== INFORMATION SHOWN

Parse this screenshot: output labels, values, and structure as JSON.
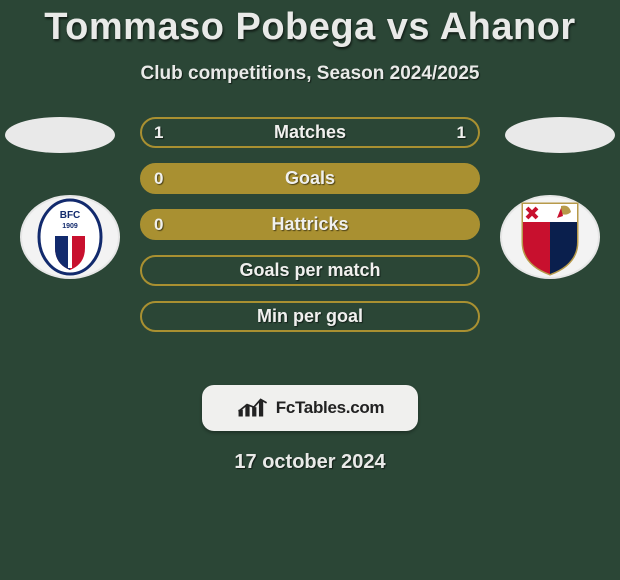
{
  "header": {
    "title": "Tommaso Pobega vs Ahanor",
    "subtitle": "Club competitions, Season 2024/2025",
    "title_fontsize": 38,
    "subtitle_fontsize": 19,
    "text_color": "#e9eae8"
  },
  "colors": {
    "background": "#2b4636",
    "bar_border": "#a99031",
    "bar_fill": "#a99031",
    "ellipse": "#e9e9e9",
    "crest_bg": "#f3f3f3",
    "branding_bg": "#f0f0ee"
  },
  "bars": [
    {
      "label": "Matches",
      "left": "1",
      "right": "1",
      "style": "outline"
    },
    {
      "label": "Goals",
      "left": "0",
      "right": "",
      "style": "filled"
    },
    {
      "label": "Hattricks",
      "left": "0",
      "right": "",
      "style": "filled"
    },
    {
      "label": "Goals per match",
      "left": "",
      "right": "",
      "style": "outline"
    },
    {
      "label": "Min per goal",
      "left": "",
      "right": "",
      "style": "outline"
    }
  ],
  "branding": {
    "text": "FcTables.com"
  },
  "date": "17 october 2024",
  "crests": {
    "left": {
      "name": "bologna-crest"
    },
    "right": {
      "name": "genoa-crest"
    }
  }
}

====

# REQUIREMENT
Set down the material exactly, every line of it, except for the pictures.

# EXERCISE ANSWER
Parse this screenshot: output labels, values, and structure as JSON.
{
  "header": {
    "title": "Tommaso Pobega vs Ahanor",
    "subtitle": "Club competitions, Season 2024/2025",
    "title_fontsize": 38,
    "subtitle_fontsize": 19,
    "text_color": "#e9eae8"
  },
  "colors": {
    "background": "#2b4636",
    "bar_border": "#a99031",
    "bar_fill": "#a99031",
    "ellipse": "#e9e9e9",
    "crest_bg": "#f3f3f3",
    "branding_bg": "#f0f0ee"
  },
  "bars": [
    {
      "label": "Matches",
      "left": "1",
      "right": "1",
      "style": "outline"
    },
    {
      "label": "Goals",
      "left": "0",
      "right": "",
      "style": "filled"
    },
    {
      "label": "Hattricks",
      "left": "0",
      "right": "",
      "style": "filled"
    },
    {
      "label": "Goals per match",
      "left": "",
      "right": "",
      "style": "outline"
    },
    {
      "label": "Min per goal",
      "left": "",
      "right": "",
      "style": "outline"
    }
  ],
  "branding": {
    "text": "FcTables.com"
  },
  "date": "17 october 2024",
  "crests": {
    "left": {
      "name": "bologna-crest"
    },
    "right": {
      "name": "genoa-crest"
    }
  }
}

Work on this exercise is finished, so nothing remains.